#### [Exercise details]
Pick out all lines in the listing holding the string "JSON" and copy them.

— BEGIN —

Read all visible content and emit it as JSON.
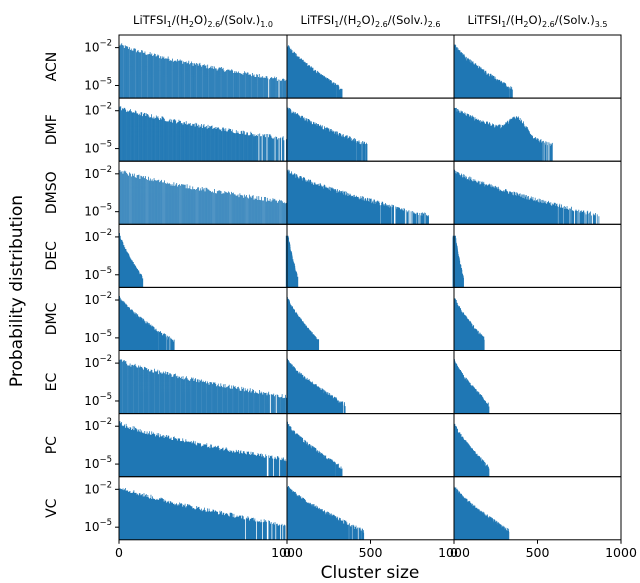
{
  "chart_data": {
    "type": "bar",
    "title": "",
    "xlabel": "Cluster size",
    "ylabel": "Probability distribution",
    "yscale": "log",
    "ylim": [
      1e-06,
      0.1
    ],
    "ytick_labels": [
      {
        "base": "10",
        "exp": "−2",
        "value": 0.01
      },
      {
        "base": "10",
        "exp": "−5",
        "value": 1e-05
      }
    ],
    "bar_color": "#1f77b4",
    "grid": false,
    "columns": [
      {
        "main": "LiTFSI",
        "s1": "1",
        "p2": "/(H",
        "s2": "2",
        "p3": "O)",
        "s3": "2.6",
        "p4": "/(Solv.)",
        "s4": "1.0",
        "xlim": [
          0,
          1000
        ],
        "xticks": [
          {
            "v": 0,
            "l": "0"
          },
          {
            "v": 1000,
            "l": "1000"
          }
        ]
      },
      {
        "main": "LiTFSI",
        "s1": "1",
        "p2": "/(H",
        "s2": "2",
        "p3": "O)",
        "s3": "2.6",
        "p4": "/(Solv.)",
        "s4": "2.6",
        "xlim": [
          0,
          1000
        ],
        "xticks": [
          {
            "v": 0,
            "l": "0"
          },
          {
            "v": 500,
            "l": "500"
          },
          {
            "v": 1000,
            "l": "1000"
          }
        ]
      },
      {
        "main": "LiTFSI",
        "s1": "1",
        "p2": "/(H",
        "s2": "2",
        "p3": "O)",
        "s3": "2.6",
        "p4": "/(Solv.)",
        "s4": "3.5",
        "xlim": [
          0,
          1000
        ],
        "xticks": [
          {
            "v": 0,
            "l": "0"
          },
          {
            "v": 500,
            "l": "500"
          },
          {
            "v": 1000,
            "l": "1000"
          }
        ]
      }
    ],
    "rows": [
      "ACN",
      "DMF",
      "DMSO",
      "DEC",
      "DMC",
      "EC",
      "PC",
      "VC"
    ],
    "max_cluster_size": [
      [
        1330,
        330,
        350
      ],
      [
        1250,
        480,
        590
      ],
      [
        1460,
        850,
        870
      ],
      [
        140,
        60,
        50
      ],
      [
        330,
        190,
        180
      ],
      [
        1300,
        350,
        210
      ],
      [
        1200,
        330,
        210
      ],
      [
        1200,
        460,
        330
      ]
    ],
    "p_at_max": [
      [
        5e-06,
        5e-06,
        5e-06
      ],
      [
        2e-05,
        2e-05,
        2e-05
      ],
      [
        8e-06,
        5e-06,
        5e-06
      ],
      [
        5e-06,
        5e-06,
        5e-06
      ],
      [
        5e-06,
        5e-06,
        8e-06
      ],
      [
        5e-06,
        5e-06,
        5e-06
      ],
      [
        8e-06,
        5e-06,
        5e-06
      ],
      [
        5e-06,
        5e-06,
        5e-06
      ]
    ],
    "bump_cluster_size": [
      [
        null,
        null,
        null
      ],
      [
        null,
        null,
        380
      ],
      [
        null,
        null,
        null
      ],
      [
        null,
        null,
        null
      ],
      [
        null,
        null,
        null
      ],
      [
        null,
        null,
        null
      ],
      [
        null,
        null,
        null
      ],
      [
        null,
        null,
        null
      ]
    ]
  }
}
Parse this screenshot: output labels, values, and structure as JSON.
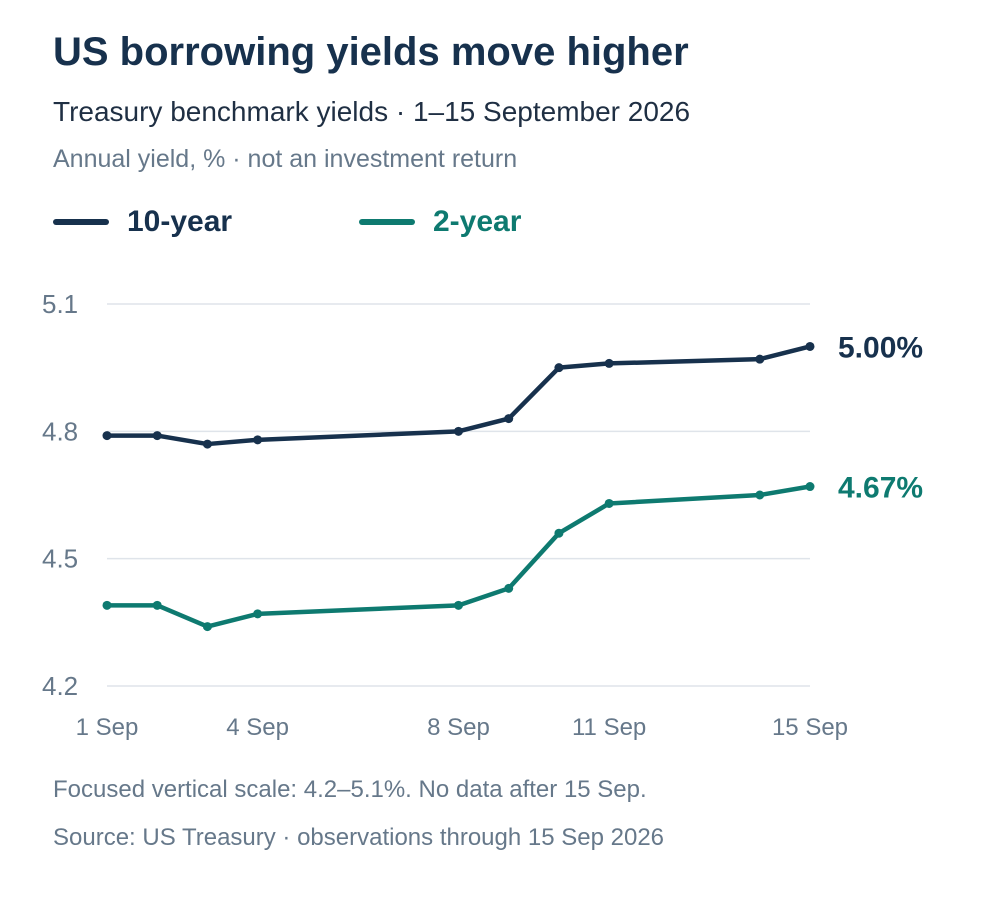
{
  "header": {
    "title": "US borrowing yields move higher",
    "subtitle": "Treasury benchmark yields · 1–15 September 2026",
    "note": "Annual yield, % · not an investment return"
  },
  "colors": {
    "ten_year": "#17314d",
    "two_year": "#0e7a70",
    "grid": "#dfe4ea",
    "tick": "#66788a"
  },
  "footer": {
    "footnote": "Focused vertical scale: 4.2–5.1%. No data after 15 Sep.",
    "source": "Source: US Treasury · observations through 15 Sep 2026"
  },
  "chart_data": {
    "type": "line",
    "title": "US borrowing yields move higher",
    "subtitle": "Treasury benchmark yields · 1–15 September 2026",
    "ylabel": "Annual yield, %",
    "xlabel": "",
    "ylim": [
      4.2,
      5.1
    ],
    "y_ticks": [
      {
        "value": 5.1,
        "label": "5.1"
      },
      {
        "value": 4.8,
        "label": "4.8"
      },
      {
        "value": 4.5,
        "label": "4.5"
      },
      {
        "value": 4.2,
        "label": "4.2"
      }
    ],
    "x_ticks": [
      {
        "day": 1,
        "label": "1 Sep"
      },
      {
        "day": 4,
        "label": "4 Sep"
      },
      {
        "day": 8,
        "label": "8 Sep"
      },
      {
        "day": 11,
        "label": "11 Sep"
      },
      {
        "day": 15,
        "label": "15 Sep"
      }
    ],
    "grid": true,
    "legend_position": "top-left",
    "series": [
      {
        "name": "10-year",
        "color": "#17314d",
        "end_label": "5.00%",
        "points": [
          {
            "day": 1,
            "value": 4.79
          },
          {
            "day": 2,
            "value": 4.79
          },
          {
            "day": 3,
            "value": 4.77
          },
          {
            "day": 4,
            "value": 4.78
          },
          {
            "day": 8,
            "value": 4.8
          },
          {
            "day": 9,
            "value": 4.83
          },
          {
            "day": 10,
            "value": 4.95
          },
          {
            "day": 11,
            "value": 4.96
          },
          {
            "day": 14,
            "value": 4.97
          },
          {
            "day": 15,
            "value": 5.0
          }
        ]
      },
      {
        "name": "2-year",
        "color": "#0e7a70",
        "end_label": "4.67%",
        "points": [
          {
            "day": 1,
            "value": 4.39
          },
          {
            "day": 2,
            "value": 4.39
          },
          {
            "day": 3,
            "value": 4.34
          },
          {
            "day": 4,
            "value": 4.37
          },
          {
            "day": 8,
            "value": 4.39
          },
          {
            "day": 9,
            "value": 4.43
          },
          {
            "day": 10,
            "value": 4.56
          },
          {
            "day": 11,
            "value": 4.63
          },
          {
            "day": 14,
            "value": 4.65
          },
          {
            "day": 15,
            "value": 4.67
          }
        ]
      }
    ]
  }
}
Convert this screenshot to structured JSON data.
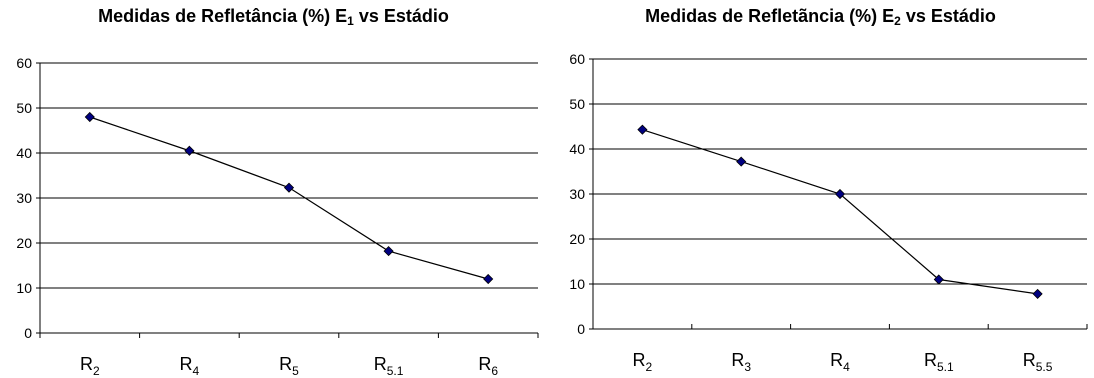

— END —

#### [Completed exercise]
Read all visible content and emit it as JSON.
Parse this screenshot: output labels, values, and structure as JSON.
Convert this screenshot to structured JSON data.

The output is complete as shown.